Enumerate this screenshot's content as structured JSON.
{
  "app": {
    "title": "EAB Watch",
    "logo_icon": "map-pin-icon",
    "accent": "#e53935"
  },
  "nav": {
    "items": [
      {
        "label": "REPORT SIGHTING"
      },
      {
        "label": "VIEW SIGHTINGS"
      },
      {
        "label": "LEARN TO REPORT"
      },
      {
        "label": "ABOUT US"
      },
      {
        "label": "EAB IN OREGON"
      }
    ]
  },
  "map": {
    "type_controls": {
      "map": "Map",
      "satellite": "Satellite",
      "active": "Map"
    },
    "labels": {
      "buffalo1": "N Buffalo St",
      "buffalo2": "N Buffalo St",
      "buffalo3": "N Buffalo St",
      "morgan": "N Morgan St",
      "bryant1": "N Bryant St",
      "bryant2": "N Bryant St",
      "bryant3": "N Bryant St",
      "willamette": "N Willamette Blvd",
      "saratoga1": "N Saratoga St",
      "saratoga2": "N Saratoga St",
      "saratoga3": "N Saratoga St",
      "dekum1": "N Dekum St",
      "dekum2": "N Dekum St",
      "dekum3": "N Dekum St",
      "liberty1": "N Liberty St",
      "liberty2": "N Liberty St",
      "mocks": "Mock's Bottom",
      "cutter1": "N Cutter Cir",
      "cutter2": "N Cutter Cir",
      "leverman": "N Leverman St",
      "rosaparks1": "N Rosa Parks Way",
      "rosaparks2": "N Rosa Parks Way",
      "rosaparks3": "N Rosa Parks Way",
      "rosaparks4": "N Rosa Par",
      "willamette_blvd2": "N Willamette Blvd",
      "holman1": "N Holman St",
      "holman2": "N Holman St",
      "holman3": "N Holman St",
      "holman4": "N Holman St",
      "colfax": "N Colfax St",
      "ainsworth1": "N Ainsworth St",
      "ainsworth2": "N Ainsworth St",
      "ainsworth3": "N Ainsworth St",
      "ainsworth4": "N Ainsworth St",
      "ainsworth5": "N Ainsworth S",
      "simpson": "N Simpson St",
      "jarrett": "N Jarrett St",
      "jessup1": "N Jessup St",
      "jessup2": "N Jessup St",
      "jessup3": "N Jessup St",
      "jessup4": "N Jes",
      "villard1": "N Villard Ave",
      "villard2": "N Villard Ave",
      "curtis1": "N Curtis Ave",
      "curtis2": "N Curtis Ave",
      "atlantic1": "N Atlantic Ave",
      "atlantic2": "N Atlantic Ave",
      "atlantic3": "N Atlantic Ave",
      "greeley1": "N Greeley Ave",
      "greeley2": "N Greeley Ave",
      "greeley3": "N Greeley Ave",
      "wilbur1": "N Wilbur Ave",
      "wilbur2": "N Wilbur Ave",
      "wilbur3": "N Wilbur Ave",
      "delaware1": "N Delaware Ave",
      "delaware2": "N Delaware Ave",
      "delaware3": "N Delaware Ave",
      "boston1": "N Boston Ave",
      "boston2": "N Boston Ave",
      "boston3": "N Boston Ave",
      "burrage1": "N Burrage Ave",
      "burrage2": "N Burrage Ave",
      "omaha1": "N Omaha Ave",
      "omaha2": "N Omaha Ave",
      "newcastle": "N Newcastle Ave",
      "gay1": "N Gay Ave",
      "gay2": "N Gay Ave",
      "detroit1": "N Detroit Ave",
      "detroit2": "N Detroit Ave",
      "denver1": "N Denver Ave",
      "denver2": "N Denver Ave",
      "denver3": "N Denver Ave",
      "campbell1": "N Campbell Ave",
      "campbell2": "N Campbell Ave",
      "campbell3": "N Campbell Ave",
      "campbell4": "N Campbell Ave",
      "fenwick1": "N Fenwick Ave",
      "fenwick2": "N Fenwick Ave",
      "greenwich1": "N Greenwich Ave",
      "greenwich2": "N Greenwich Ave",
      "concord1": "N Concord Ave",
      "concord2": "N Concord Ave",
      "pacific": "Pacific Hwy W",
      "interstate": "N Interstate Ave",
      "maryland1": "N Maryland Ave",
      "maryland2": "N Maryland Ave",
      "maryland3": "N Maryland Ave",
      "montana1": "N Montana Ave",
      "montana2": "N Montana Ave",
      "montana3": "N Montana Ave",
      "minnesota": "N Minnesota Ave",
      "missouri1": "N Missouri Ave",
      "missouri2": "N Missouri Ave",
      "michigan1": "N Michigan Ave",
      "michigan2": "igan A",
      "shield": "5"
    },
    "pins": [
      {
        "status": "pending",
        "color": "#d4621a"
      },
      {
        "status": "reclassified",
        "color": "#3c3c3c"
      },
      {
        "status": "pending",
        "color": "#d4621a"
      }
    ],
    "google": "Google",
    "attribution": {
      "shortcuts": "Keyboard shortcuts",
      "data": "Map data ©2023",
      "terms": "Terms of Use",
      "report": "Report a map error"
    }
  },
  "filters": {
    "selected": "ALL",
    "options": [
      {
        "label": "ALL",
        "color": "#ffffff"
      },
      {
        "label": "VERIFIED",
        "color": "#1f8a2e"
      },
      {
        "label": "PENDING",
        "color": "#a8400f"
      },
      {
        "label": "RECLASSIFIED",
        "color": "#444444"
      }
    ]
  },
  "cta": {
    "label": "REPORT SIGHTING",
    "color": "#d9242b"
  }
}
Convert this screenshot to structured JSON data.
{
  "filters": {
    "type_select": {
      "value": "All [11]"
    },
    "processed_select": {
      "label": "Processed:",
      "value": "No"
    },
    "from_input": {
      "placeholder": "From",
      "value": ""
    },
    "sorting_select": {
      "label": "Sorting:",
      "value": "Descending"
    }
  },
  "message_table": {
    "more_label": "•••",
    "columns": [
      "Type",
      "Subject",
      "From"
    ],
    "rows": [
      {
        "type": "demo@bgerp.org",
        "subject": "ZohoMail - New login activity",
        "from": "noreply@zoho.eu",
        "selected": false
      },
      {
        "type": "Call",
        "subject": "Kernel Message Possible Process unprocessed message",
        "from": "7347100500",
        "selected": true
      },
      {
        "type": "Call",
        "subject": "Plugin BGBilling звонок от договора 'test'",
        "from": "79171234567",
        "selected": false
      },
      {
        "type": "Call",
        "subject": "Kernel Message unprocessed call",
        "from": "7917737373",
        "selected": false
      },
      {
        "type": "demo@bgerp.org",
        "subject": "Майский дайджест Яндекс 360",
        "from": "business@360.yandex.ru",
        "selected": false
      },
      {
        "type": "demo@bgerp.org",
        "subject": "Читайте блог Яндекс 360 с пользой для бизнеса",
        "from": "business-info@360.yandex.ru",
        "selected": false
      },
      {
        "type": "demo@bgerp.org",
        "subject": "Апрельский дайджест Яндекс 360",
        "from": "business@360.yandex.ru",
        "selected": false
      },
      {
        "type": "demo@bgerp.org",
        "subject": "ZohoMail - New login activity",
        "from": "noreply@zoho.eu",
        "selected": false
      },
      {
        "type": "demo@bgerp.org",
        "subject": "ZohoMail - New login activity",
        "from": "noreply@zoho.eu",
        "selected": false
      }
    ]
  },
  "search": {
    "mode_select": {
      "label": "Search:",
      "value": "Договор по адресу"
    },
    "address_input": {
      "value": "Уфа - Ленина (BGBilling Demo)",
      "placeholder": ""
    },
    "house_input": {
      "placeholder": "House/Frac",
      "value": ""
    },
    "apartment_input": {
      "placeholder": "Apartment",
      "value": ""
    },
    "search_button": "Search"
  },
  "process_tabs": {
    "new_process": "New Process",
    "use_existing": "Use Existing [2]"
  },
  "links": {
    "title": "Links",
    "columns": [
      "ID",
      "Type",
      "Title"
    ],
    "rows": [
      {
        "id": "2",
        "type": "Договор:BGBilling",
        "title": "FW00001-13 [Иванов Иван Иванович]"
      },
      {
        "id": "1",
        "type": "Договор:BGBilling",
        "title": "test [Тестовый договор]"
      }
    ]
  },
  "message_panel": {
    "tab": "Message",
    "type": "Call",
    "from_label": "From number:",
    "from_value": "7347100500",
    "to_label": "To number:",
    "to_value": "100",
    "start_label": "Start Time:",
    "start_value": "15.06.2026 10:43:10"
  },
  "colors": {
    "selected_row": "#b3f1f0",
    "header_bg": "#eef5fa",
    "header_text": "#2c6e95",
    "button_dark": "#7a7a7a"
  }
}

> [WHAT YOU ARE ASKED TO DO]: State how many lines of the material contain the string "Kernel", with no other words.

> [SOLUTION FOR THIS EXERCISE]: 2